Saved entries
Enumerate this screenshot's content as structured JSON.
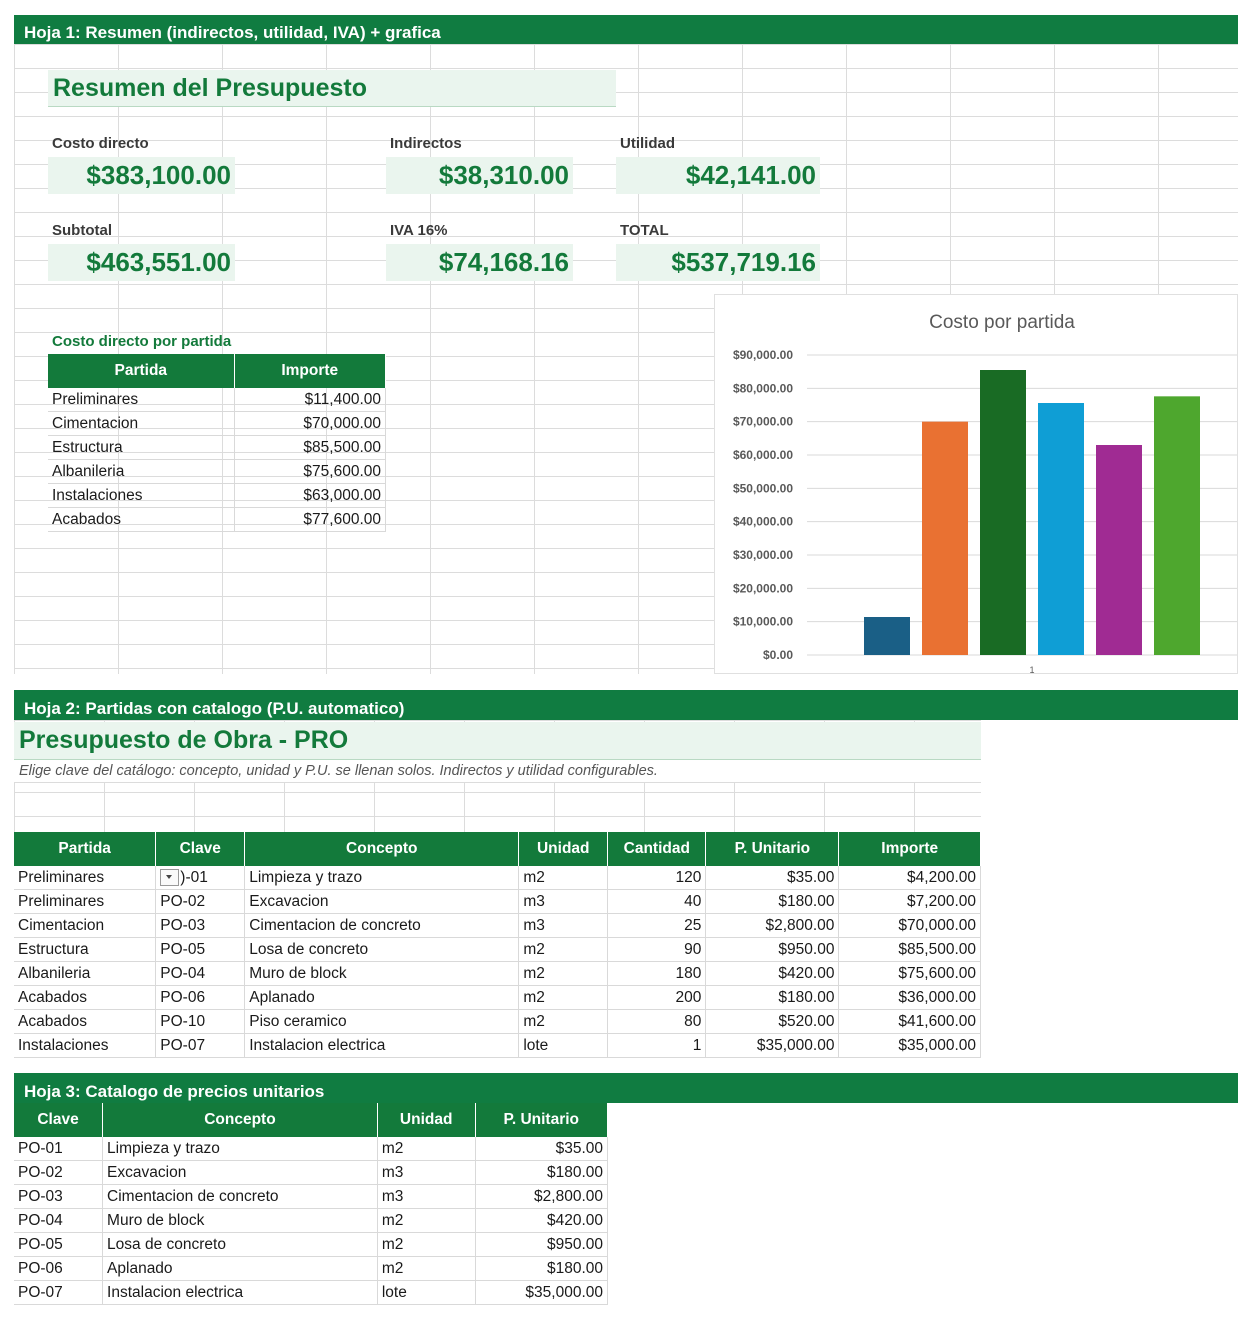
{
  "sheet1": {
    "band": "Hoja 1: Resumen (indirectos, utilidad, IVA) + grafica",
    "title": "Resumen del Presupuesto",
    "cards": [
      {
        "label": "Costo directo",
        "value": "$383,100.00"
      },
      {
        "label": "Indirectos",
        "value": "$38,310.00"
      },
      {
        "label": "Utilidad",
        "value": "$42,141.00"
      },
      {
        "label": "Subtotal",
        "value": "$463,551.00"
      },
      {
        "label": "IVA 16%",
        "value": "$74,168.16"
      },
      {
        "label": "TOTAL",
        "value": "$537,719.16"
      }
    ],
    "partida_title": "Costo directo por partida",
    "partida_headers": [
      "Partida",
      "Importe"
    ],
    "partidas": [
      [
        "Preliminares",
        "$11,400.00"
      ],
      [
        "Cimentacion",
        "$70,000.00"
      ],
      [
        "Estructura",
        "$85,500.00"
      ],
      [
        "Albanileria",
        "$75,600.00"
      ],
      [
        "Instalaciones",
        "$63,000.00"
      ],
      [
        "Acabados",
        "$77,600.00"
      ]
    ]
  },
  "chart_data": {
    "type": "bar",
    "title": "Costo por partida",
    "categories": [
      "1"
    ],
    "series": [
      {
        "values": [
          11400
        ],
        "color": "#1a5f86"
      },
      {
        "values": [
          70000
        ],
        "color": "#e97132"
      },
      {
        "values": [
          85500
        ],
        "color": "#196b24"
      },
      {
        "values": [
          75600
        ],
        "color": "#0f9ed5"
      },
      {
        "values": [
          63000
        ],
        "color": "#a02b93"
      },
      {
        "values": [
          77600
        ],
        "color": "#4ea72e"
      }
    ],
    "ylim": [
      0,
      90000
    ],
    "yticks": [
      "$0.00",
      "$10,000.00",
      "$20,000.00",
      "$30,000.00",
      "$40,000.00",
      "$50,000.00",
      "$60,000.00",
      "$70,000.00",
      "$80,000.00",
      "$90,000.00"
    ],
    "grid": true
  },
  "sheet2": {
    "band": "Hoja 2: Partidas con catalogo (P.U. automatico)",
    "title": "Presupuesto de Obra - PRO",
    "subtitle": "Elige clave del catálogo: concepto, unidad y P.U. se llenan solos. Indirectos y utilidad configurables.",
    "headers": [
      "Partida",
      "Clave",
      "Concepto",
      "Unidad",
      "Cantidad",
      "P. Unitario",
      "Importe"
    ],
    "rows": [
      [
        "Preliminares",
        ")-01",
        "Limpieza y trazo",
        "m2",
        "120",
        "$35.00",
        "$4,200.00"
      ],
      [
        "Preliminares",
        "PO-02",
        "Excavacion",
        "m3",
        "40",
        "$180.00",
        "$7,200.00"
      ],
      [
        "Cimentacion",
        "PO-03",
        "Cimentacion de concreto",
        "m3",
        "25",
        "$2,800.00",
        "$70,000.00"
      ],
      [
        "Estructura",
        "PO-05",
        "Losa de concreto",
        "m2",
        "90",
        "$950.00",
        "$85,500.00"
      ],
      [
        "Albanileria",
        "PO-04",
        "Muro de block",
        "m2",
        "180",
        "$420.00",
        "$75,600.00"
      ],
      [
        "Acabados",
        "PO-06",
        "Aplanado",
        "m2",
        "200",
        "$180.00",
        "$36,000.00"
      ],
      [
        "Acabados",
        "PO-10",
        "Piso ceramico",
        "m2",
        "80",
        "$520.00",
        "$41,600.00"
      ],
      [
        "Instalaciones",
        "PO-07",
        "Instalacion electrica",
        "lote",
        "1",
        "$35,000.00",
        "$35,000.00"
      ]
    ]
  },
  "sheet3": {
    "band": "Hoja 3: Catalogo de precios unitarios",
    "headers": [
      "Clave",
      "Concepto",
      "Unidad",
      "P. Unitario"
    ],
    "rows": [
      [
        "PO-01",
        "Limpieza y trazo",
        "m2",
        "$35.00"
      ],
      [
        "PO-02",
        "Excavacion",
        "m3",
        "$180.00"
      ],
      [
        "PO-03",
        "Cimentacion de concreto",
        "m3",
        "$2,800.00"
      ],
      [
        "PO-04",
        "Muro de block",
        "m2",
        "$420.00"
      ],
      [
        "PO-05",
        "Losa de concreto",
        "m2",
        "$950.00"
      ],
      [
        "PO-06",
        "Aplanado",
        "m2",
        "$180.00"
      ],
      [
        "PO-07",
        "Instalacion electrica",
        "lote",
        "$35,000.00"
      ]
    ]
  }
}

• **Task description**
Omit the pictures, then quote the rest of the material above exactly.

• **Result**
Enumerate this screenshot's content as structured JSON.
{
  "sheet1": {
    "band": "Hoja 1: Resumen (indirectos, utilidad, IVA) + grafica",
    "title": "Resumen del Presupuesto",
    "cards": [
      {
        "label": "Costo directo",
        "value": "$383,100.00"
      },
      {
        "label": "Indirectos",
        "value": "$38,310.00"
      },
      {
        "label": "Utilidad",
        "value": "$42,141.00"
      },
      {
        "label": "Subtotal",
        "value": "$463,551.00"
      },
      {
        "label": "IVA 16%",
        "value": "$74,168.16"
      },
      {
        "label": "TOTAL",
        "value": "$537,719.16"
      }
    ],
    "partida_title": "Costo directo por partida",
    "partida_headers": [
      "Partida",
      "Importe"
    ],
    "partidas": [
      [
        "Preliminares",
        "$11,400.00"
      ],
      [
        "Cimentacion",
        "$70,000.00"
      ],
      [
        "Estructura",
        "$85,500.00"
      ],
      [
        "Albanileria",
        "$75,600.00"
      ],
      [
        "Instalaciones",
        "$63,000.00"
      ],
      [
        "Acabados",
        "$77,600.00"
      ]
    ]
  },
  "chart_data": {
    "type": "bar",
    "title": "Costo por partida",
    "categories": [
      "1"
    ],
    "series": [
      {
        "values": [
          11400
        ],
        "color": "#1a5f86"
      },
      {
        "values": [
          70000
        ],
        "color": "#e97132"
      },
      {
        "values": [
          85500
        ],
        "color": "#196b24"
      },
      {
        "values": [
          75600
        ],
        "color": "#0f9ed5"
      },
      {
        "values": [
          63000
        ],
        "color": "#a02b93"
      },
      {
        "values": [
          77600
        ],
        "color": "#4ea72e"
      }
    ],
    "ylim": [
      0,
      90000
    ],
    "yticks": [
      "$0.00",
      "$10,000.00",
      "$20,000.00",
      "$30,000.00",
      "$40,000.00",
      "$50,000.00",
      "$60,000.00",
      "$70,000.00",
      "$80,000.00",
      "$90,000.00"
    ],
    "grid": true
  },
  "sheet2": {
    "band": "Hoja 2: Partidas con catalogo (P.U. automatico)",
    "title": "Presupuesto de Obra - PRO",
    "subtitle": "Elige clave del catálogo: concepto, unidad y P.U. se llenan solos. Indirectos y utilidad configurables.",
    "headers": [
      "Partida",
      "Clave",
      "Concepto",
      "Unidad",
      "Cantidad",
      "P. Unitario",
      "Importe"
    ],
    "rows": [
      [
        "Preliminares",
        ")-01",
        "Limpieza y trazo",
        "m2",
        "120",
        "$35.00",
        "$4,200.00"
      ],
      [
        "Preliminares",
        "PO-02",
        "Excavacion",
        "m3",
        "40",
        "$180.00",
        "$7,200.00"
      ],
      [
        "Cimentacion",
        "PO-03",
        "Cimentacion de concreto",
        "m3",
        "25",
        "$2,800.00",
        "$70,000.00"
      ],
      [
        "Estructura",
        "PO-05",
        "Losa de concreto",
        "m2",
        "90",
        "$950.00",
        "$85,500.00"
      ],
      [
        "Albanileria",
        "PO-04",
        "Muro de block",
        "m2",
        "180",
        "$420.00",
        "$75,600.00"
      ],
      [
        "Acabados",
        "PO-06",
        "Aplanado",
        "m2",
        "200",
        "$180.00",
        "$36,000.00"
      ],
      [
        "Acabados",
        "PO-10",
        "Piso ceramico",
        "m2",
        "80",
        "$520.00",
        "$41,600.00"
      ],
      [
        "Instalaciones",
        "PO-07",
        "Instalacion electrica",
        "lote",
        "1",
        "$35,000.00",
        "$35,000.00"
      ]
    ]
  },
  "sheet3": {
    "band": "Hoja 3: Catalogo de precios unitarios",
    "headers": [
      "Clave",
      "Concepto",
      "Unidad",
      "P. Unitario"
    ],
    "rows": [
      [
        "PO-01",
        "Limpieza y trazo",
        "m2",
        "$35.00"
      ],
      [
        "PO-02",
        "Excavacion",
        "m3",
        "$180.00"
      ],
      [
        "PO-03",
        "Cimentacion de concreto",
        "m3",
        "$2,800.00"
      ],
      [
        "PO-04",
        "Muro de block",
        "m2",
        "$420.00"
      ],
      [
        "PO-05",
        "Losa de concreto",
        "m2",
        "$950.00"
      ],
      [
        "PO-06",
        "Aplanado",
        "m2",
        "$180.00"
      ],
      [
        "PO-07",
        "Instalacion electrica",
        "lote",
        "$35,000.00"
      ]
    ]
  }
}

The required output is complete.